*Description of the task*: Look for the string "nami" in every line, and copy each line that has it.

*Provided material*:
:::

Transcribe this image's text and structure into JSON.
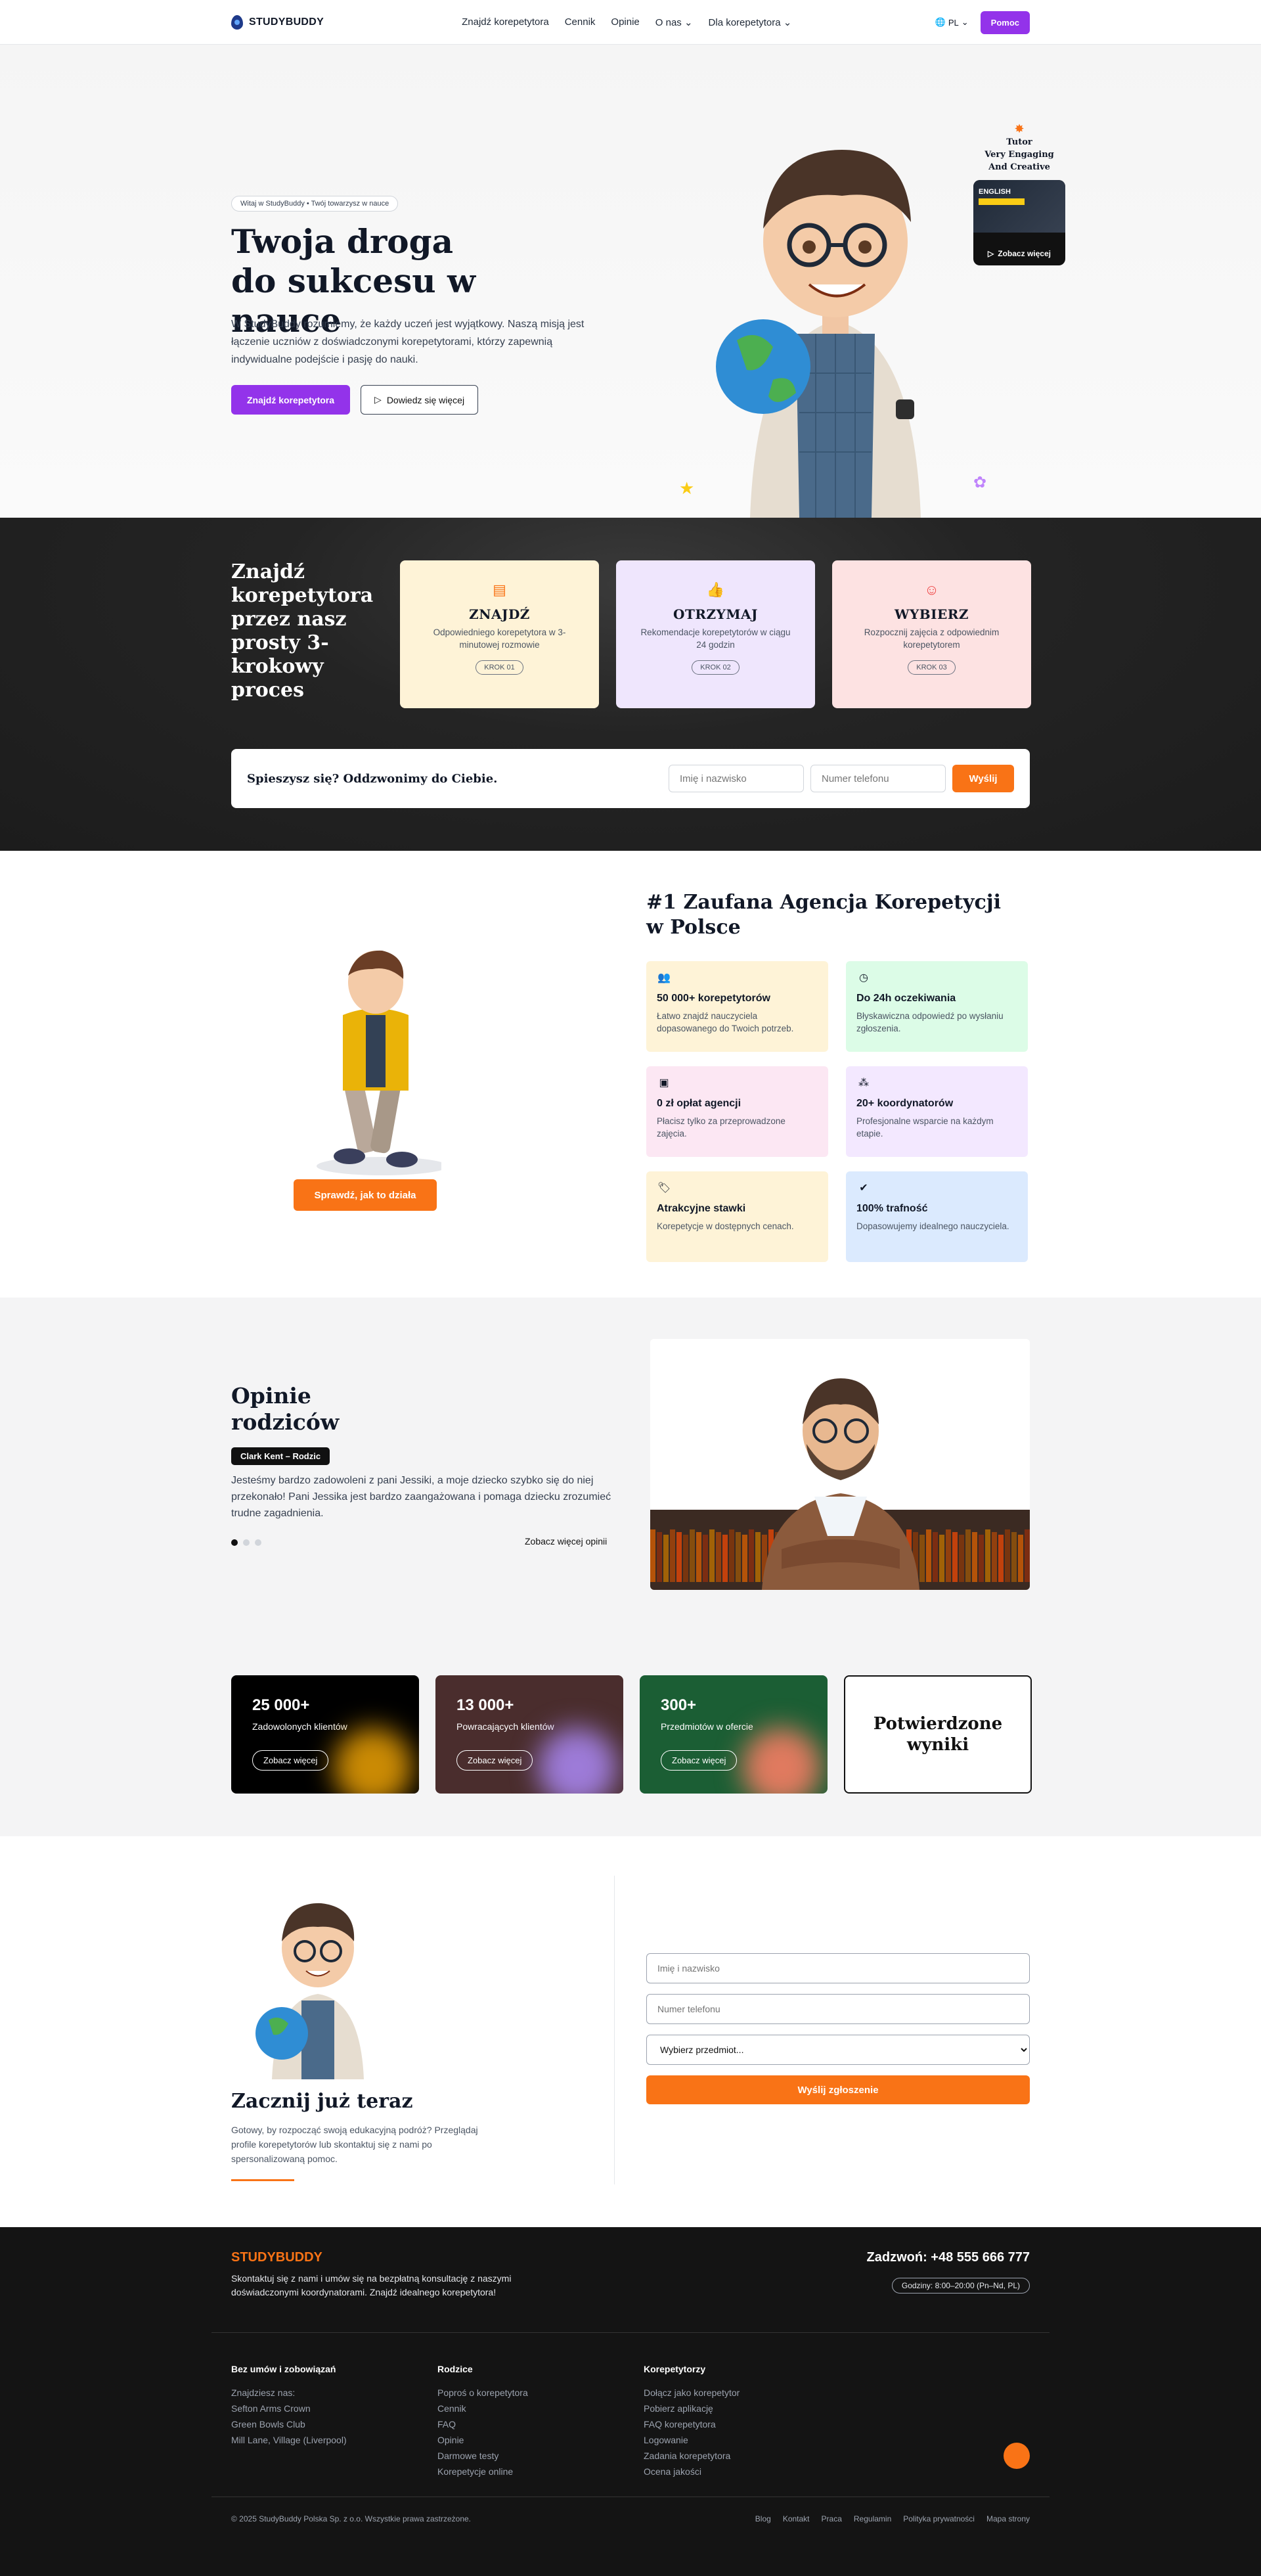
{
  "nav": {
    "brand": "STUDYBUDDY",
    "items": [
      "Znajdź korepetytora",
      "Cennik",
      "Opinie",
      "O nas ⌄",
      "Dla korepetytora ⌄"
    ],
    "lang": "PL",
    "help": "Pomoc"
  },
  "hero": {
    "pill": "Witaj w StudyBuddy • Twój towarzysz w nauce",
    "title_line1": "Twoja droga",
    "title_line2": "do sukcesu w nauce",
    "lead": "W StudyBuddy rozumiemy, że każdy uczeń jest wyjątkowy. Naszą misją jest łączenie uczniów z doświadczonymi korepetytorami, którzy zapewnią indywidualne podejście i pasję do nauki.",
    "cta_primary": "Znajdź korepetytora",
    "cta_secondary": "Dowiedz się więcej",
    "tutor_card": {
      "line1": "Tutor",
      "line2": "Very Engaging",
      "line3": "And Creative",
      "thumb_text": "ENGLISH",
      "more": "Zobacz więcej"
    }
  },
  "steps": {
    "title": "Znajdź korepetytora przez nasz prosty 3-krokowy proces",
    "cards": [
      {
        "title": "ZNAJDŹ",
        "desc": "Odpowiedniego korepetytora w 3-minutowej rozmowie",
        "step": "KROK 01",
        "bg": "#fef3d7",
        "icon": "document-icon",
        "color": "#f97316"
      },
      {
        "title": "OTRZYMAJ",
        "desc": "Rekomendacje korepetytorów w ciągu 24 godzin",
        "step": "KROK 02",
        "bg": "#efe6fd",
        "icon": "thumbs-up-icon",
        "color": "#8b5cf6"
      },
      {
        "title": "WYBIERZ",
        "desc": "Rozpocznij zajęcia z odpowiednim korepetytorem",
        "step": "KROK 03",
        "bg": "#fde2e2",
        "icon": "smile-icon",
        "color": "#ef4444"
      }
    ],
    "callback": {
      "question": "Spieszysz się? Oddzwonimy do Ciebie.",
      "name_placeholder": "Imię i nazwisko",
      "phone_placeholder": "Numer telefonu",
      "submit": "Wyślij"
    }
  },
  "agency": {
    "cta": "Sprawdź, jak to działa",
    "title_line1": "#1 Zaufana Agencja Korepetycji",
    "title_line2": "w Polsce",
    "features": [
      {
        "title": "50 000+ korepetytorów",
        "desc": "Łatwo znajdź nauczyciela dopasowanego do Twoich potrzeb.",
        "bg": "#fef3d7",
        "icon": "users-icon"
      },
      {
        "title": "Do 24h oczekiwania",
        "desc": "Błyskawiczna odpowiedź po wysłaniu zgłoszenia.",
        "bg": "#dcfce7",
        "icon": "clock-icon"
      },
      {
        "title": "0 zł opłat agencji",
        "desc": "Płacisz tylko za przeprowadzone zajęcia.",
        "bg": "#fce7f3",
        "icon": "money-icon"
      },
      {
        "title": "20+ koordynatorów",
        "desc": "Profesjonalne wsparcie na każdym etapie.",
        "bg": "#f3e8ff",
        "icon": "network-icon"
      },
      {
        "title": "Atrakcyjne stawki",
        "desc": "Korepetycje w dostępnych cenach.",
        "bg": "#fef3d7",
        "icon": "tag-icon"
      },
      {
        "title": "100% trafność",
        "desc": "Dopasowujemy idealnego nauczyciela.",
        "bg": "#dbeafe",
        "icon": "check-circle-icon"
      }
    ]
  },
  "opinions": {
    "title_line1": "Opinie",
    "title_line2": "rodziców",
    "author": "Clark Kent – Rodzic",
    "quote": "Jesteśmy bardzo zadowoleni z pani Jessiki, a moje dziecko szybko się do niej przekonało! Pani Jessika jest bardzo zaangażowana i pomaga dziecku zrozumieć trudne zagadnienia.",
    "see_more": "Zobacz więcej opinii",
    "stats": [
      {
        "value": "25 000+",
        "label": "Zadowolonych klientów",
        "button": "Zobacz więcej",
        "bg": "#000000",
        "glow": "#ca8a04"
      },
      {
        "value": "13 000+",
        "label": "Powracających klientów",
        "button": "Zobacz więcej",
        "bg": "#4a2d2d",
        "glow": "#9d7bd8"
      },
      {
        "value": "300+",
        "label": "Przedmiotów w ofercie",
        "button": "Zobacz więcej",
        "bg": "#1b5e34",
        "glow": "#e07a5f"
      }
    ],
    "verified_line1": "Potwierdzone",
    "verified_line2": "wyniki"
  },
  "start": {
    "title": "Zacznij już teraz",
    "desc": "Gotowy, by rozpocząć swoją edukacyjną podróż? Przeglądaj profile korepetytorów lub skontaktuj się z nami po spersonalizowaną pomoc.",
    "name_placeholder": "Imię i nazwisko",
    "phone_placeholder": "Numer telefonu",
    "subject_selected": "Wybierz przedmiot...",
    "submit": "Wyślij zgłoszenie"
  },
  "footer": {
    "brand": "STUDYBUDDY",
    "desc": "Skontaktuj się z nami i umów się na bezpłatną konsultację z naszymi doświadczonymi koordynatorami. Znajdź idealnego korepetytora!",
    "phone": "Zadzwoń: +48 555 666 777",
    "hours": "Godziny: 8:00–20:00 (Pn–Nd, PL)",
    "col1_title": "Bez umów i zobowiązań",
    "col1_items": [
      "Znajdziesz nas:",
      "Sefton Arms Crown",
      "Green Bowls Club",
      "Mill Lane, Village (Liverpool)"
    ],
    "col2_title": "Rodzice",
    "col2_items": [
      "Poproś o korepetytora",
      "Cennik",
      "FAQ",
      "Opinie",
      "Darmowe testy",
      "Korepetycje online"
    ],
    "col3_title": "Korepetytorzy",
    "col3_items": [
      "Dołącz jako korepetytor",
      "Pobierz aplikację",
      "FAQ korepetytora",
      "Logowanie",
      "Zadania korepetytora",
      "Ocena jakości"
    ],
    "copyright": "© 2025 StudyBuddy Polska Sp. z o.o. Wszystkie prawa zastrzeżone.",
    "links": [
      "Blog",
      "Kontakt",
      "Praca",
      "Regulamin",
      "Polityka prywatności",
      "Mapa strony"
    ]
  }
}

:::

*Answer to the task*:
    "desc": "Gotowy, by rozpocząć swoją edukacyjną podróż? Przeglądaj profile korepetytorów lub skontaktuj się z nami po spersonalizowaną pomoc.",
    "desc": "Skontaktuj się z nami i umów się na bezpłatną konsultację z naszymi doświadczonymi koordynatorami. Znajdź idealnego korepetytora!",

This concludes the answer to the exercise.